§ JOB: Print the whole listing exactly.

§ Data records:
+ + + + + + +

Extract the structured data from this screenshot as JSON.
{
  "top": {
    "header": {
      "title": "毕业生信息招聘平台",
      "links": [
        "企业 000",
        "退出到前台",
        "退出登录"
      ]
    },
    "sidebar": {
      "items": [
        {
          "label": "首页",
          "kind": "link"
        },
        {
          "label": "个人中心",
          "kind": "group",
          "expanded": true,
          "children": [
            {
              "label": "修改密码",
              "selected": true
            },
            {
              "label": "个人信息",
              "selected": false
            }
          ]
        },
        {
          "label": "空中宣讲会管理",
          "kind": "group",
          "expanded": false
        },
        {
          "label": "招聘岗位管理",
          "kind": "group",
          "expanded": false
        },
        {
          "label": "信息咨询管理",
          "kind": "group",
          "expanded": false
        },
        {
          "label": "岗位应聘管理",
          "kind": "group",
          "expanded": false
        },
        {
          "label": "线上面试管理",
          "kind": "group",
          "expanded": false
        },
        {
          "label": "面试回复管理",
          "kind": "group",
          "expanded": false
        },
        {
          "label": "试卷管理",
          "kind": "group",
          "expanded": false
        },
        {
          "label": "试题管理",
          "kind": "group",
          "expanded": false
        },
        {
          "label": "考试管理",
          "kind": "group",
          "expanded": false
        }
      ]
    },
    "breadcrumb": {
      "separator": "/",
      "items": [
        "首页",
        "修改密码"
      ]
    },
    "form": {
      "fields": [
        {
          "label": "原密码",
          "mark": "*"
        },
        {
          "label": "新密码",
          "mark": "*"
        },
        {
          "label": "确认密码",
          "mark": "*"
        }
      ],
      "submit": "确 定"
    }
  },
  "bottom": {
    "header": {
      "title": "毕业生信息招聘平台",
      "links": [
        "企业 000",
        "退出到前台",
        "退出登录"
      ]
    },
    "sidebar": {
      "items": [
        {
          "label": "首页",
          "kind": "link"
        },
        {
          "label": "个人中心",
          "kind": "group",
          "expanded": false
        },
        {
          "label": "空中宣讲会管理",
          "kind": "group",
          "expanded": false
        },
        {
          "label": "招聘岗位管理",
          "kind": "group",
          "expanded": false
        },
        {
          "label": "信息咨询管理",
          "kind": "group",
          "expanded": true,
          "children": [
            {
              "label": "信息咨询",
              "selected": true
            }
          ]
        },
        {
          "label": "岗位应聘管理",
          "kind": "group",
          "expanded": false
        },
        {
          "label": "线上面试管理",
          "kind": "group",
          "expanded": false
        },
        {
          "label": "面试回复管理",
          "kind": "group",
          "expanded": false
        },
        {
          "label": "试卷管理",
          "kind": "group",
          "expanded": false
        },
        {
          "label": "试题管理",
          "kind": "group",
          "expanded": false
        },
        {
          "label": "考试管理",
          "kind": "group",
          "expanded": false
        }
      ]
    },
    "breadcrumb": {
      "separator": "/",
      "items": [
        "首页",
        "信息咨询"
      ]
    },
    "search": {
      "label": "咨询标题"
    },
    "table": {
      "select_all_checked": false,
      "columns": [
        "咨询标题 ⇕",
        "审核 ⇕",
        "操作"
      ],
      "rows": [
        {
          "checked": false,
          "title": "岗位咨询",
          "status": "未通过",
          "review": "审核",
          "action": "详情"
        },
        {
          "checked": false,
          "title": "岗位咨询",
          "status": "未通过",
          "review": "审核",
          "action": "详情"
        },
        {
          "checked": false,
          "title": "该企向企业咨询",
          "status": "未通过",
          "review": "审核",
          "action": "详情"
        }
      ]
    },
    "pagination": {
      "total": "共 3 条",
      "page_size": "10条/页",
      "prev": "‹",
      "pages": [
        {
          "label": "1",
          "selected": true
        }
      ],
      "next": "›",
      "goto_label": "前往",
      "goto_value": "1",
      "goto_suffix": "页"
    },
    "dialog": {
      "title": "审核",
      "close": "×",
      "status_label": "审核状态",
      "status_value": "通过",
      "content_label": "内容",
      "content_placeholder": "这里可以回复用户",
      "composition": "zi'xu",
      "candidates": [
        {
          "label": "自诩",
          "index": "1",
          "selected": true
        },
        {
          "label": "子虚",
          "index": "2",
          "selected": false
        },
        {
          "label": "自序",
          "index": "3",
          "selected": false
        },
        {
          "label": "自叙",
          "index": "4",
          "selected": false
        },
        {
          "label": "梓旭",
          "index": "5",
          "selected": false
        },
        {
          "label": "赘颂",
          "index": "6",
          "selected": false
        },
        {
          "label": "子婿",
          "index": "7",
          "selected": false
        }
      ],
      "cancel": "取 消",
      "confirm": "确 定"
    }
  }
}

+ + + + + + +

§ SOLVED EXERCISE:
Extract the structured data from this screenshot as JSON.
{
  "top": {
    "header": {
      "title": "毕业生信息招聘平台",
      "links": [
        "企业 000",
        "退出到前台",
        "退出登录"
      ]
    },
    "sidebar": {
      "items": [
        {
          "label": "首页",
          "kind": "link"
        },
        {
          "label": "个人中心",
          "kind": "group",
          "expanded": true,
          "children": [
            {
              "label": "修改密码",
              "selected": true
            },
            {
              "label": "个人信息",
              "selected": false
            }
          ]
        },
        {
          "label": "空中宣讲会管理",
          "kind": "group",
          "expanded": false
        },
        {
          "label": "招聘岗位管理",
          "kind": "group",
          "expanded": false
        },
        {
          "label": "信息咨询管理",
          "kind": "group",
          "expanded": false
        },
        {
          "label": "岗位应聘管理",
          "kind": "group",
          "expanded": false
        },
        {
          "label": "线上面试管理",
          "kind": "group",
          "expanded": false
        },
        {
          "label": "面试回复管理",
          "kind": "group",
          "expanded": false
        },
        {
          "label": "试卷管理",
          "kind": "group",
          "expanded": false
        },
        {
          "label": "试题管理",
          "kind": "group",
          "expanded": false
        },
        {
          "label": "考试管理",
          "kind": "group",
          "expanded": false
        }
      ]
    },
    "breadcrumb": {
      "separator": "/",
      "items": [
        "首页",
        "修改密码"
      ]
    },
    "form": {
      "fields": [
        {
          "label": "原密码",
          "mark": "*"
        },
        {
          "label": "新密码",
          "mark": "*"
        },
        {
          "label": "确认密码",
          "mark": "*"
        }
      ],
      "submit": "确 定"
    }
  },
  "bottom": {
    "header": {
      "title": "毕业生信息招聘平台",
      "links": [
        "企业 000",
        "退出到前台",
        "退出登录"
      ]
    },
    "sidebar": {
      "items": [
        {
          "label": "首页",
          "kind": "link"
        },
        {
          "label": "个人中心",
          "kind": "group",
          "expanded": false
        },
        {
          "label": "空中宣讲会管理",
          "kind": "group",
          "expanded": false
        },
        {
          "label": "招聘岗位管理",
          "kind": "group",
          "expanded": false
        },
        {
          "label": "信息咨询管理",
          "kind": "group",
          "expanded": true,
          "children": [
            {
              "label": "信息咨询",
              "selected": true
            }
          ]
        },
        {
          "label": "岗位应聘管理",
          "kind": "group",
          "expanded": false
        },
        {
          "label": "线上面试管理",
          "kind": "group",
          "expanded": false
        },
        {
          "label": "面试回复管理",
          "kind": "group",
          "expanded": false
        },
        {
          "label": "试卷管理",
          "kind": "group",
          "expanded": false
        },
        {
          "label": "试题管理",
          "kind": "group",
          "expanded": false
        },
        {
          "label": "考试管理",
          "kind": "group",
          "expanded": false
        }
      ]
    },
    "breadcrumb": {
      "separator": "/",
      "items": [
        "首页",
        "信息咨询"
      ]
    },
    "search": {
      "label": "咨询标题"
    },
    "table": {
      "select_all_checked": false,
      "columns": [
        "咨询标题 ⇕",
        "审核 ⇕",
        "操作"
      ],
      "rows": [
        {
          "checked": false,
          "title": "岗位咨询",
          "status": "未通过",
          "review": "审核",
          "action": "详情"
        },
        {
          "checked": false,
          "title": "岗位咨询",
          "status": "未通过",
          "review": "审核",
          "action": "详情"
        },
        {
          "checked": false,
          "title": "该企向企业咨询",
          "status": "未通过",
          "review": "审核",
          "action": "详情"
        }
      ]
    },
    "pagination": {
      "total": "共 3 条",
      "page_size": "10条/页",
      "prev": "‹",
      "pages": [
        {
          "label": "1",
          "selected": true
        }
      ],
      "next": "›",
      "goto_label": "前往",
      "goto_value": "1",
      "goto_suffix": "页"
    },
    "dialog": {
      "title": "审核",
      "close": "×",
      "status_label": "审核状态",
      "status_value": "通过",
      "content_label": "内容",
      "content_placeholder": "这里可以回复用户",
      "composition": "zi'xu",
      "candidates": [
        {
          "label": "自诩",
          "index": "1",
          "selected": true
        },
        {
          "label": "子虚",
          "index": "2",
          "selected": false
        },
        {
          "label": "自序",
          "index": "3",
          "selected": false
        },
        {
          "label": "自叙",
          "index": "4",
          "selected": false
        },
        {
          "label": "梓旭",
          "index": "5",
          "selected": false
        },
        {
          "label": "赘颂",
          "index": "6",
          "selected": false
        },
        {
          "label": "子婿",
          "index": "7",
          "selected": false
        }
      ],
      "cancel": "取 消",
      "confirm": "确 定"
    }
  }
}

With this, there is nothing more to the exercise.